--- begin Data lines ---

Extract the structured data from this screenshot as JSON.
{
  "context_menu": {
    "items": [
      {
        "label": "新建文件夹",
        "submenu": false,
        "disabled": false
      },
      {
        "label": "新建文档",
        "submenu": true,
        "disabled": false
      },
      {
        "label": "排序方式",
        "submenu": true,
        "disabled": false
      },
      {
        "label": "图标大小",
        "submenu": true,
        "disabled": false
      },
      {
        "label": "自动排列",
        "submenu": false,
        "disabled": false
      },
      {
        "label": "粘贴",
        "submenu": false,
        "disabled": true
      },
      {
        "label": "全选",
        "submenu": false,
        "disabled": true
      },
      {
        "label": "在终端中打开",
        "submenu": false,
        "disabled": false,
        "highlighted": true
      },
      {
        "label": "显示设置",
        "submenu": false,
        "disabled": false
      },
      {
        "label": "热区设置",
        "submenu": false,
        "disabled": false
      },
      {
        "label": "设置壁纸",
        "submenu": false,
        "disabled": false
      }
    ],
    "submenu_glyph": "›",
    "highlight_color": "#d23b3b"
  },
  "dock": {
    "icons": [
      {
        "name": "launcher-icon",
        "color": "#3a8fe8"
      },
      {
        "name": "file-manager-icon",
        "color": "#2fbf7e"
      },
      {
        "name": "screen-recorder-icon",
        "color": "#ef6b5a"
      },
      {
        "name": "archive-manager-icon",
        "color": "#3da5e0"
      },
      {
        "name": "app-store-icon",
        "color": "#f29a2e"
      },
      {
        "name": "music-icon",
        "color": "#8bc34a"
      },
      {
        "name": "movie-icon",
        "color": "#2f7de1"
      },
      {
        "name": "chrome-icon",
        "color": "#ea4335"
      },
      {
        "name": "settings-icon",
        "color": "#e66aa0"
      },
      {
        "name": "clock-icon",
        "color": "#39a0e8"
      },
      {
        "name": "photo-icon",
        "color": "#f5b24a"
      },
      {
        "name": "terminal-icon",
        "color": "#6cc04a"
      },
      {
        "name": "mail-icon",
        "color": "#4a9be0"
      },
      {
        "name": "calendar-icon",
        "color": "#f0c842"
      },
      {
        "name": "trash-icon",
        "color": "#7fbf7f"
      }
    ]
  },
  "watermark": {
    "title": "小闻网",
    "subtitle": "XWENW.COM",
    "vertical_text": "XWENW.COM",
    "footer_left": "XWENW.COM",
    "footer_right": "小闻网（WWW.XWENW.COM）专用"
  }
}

--- end Data lines ---

What to do.
Identify and extract each line of the listing that contains "manager".

Answer to the task.
        "name": "file-manager-icon",
        "name": "archive-manager-icon",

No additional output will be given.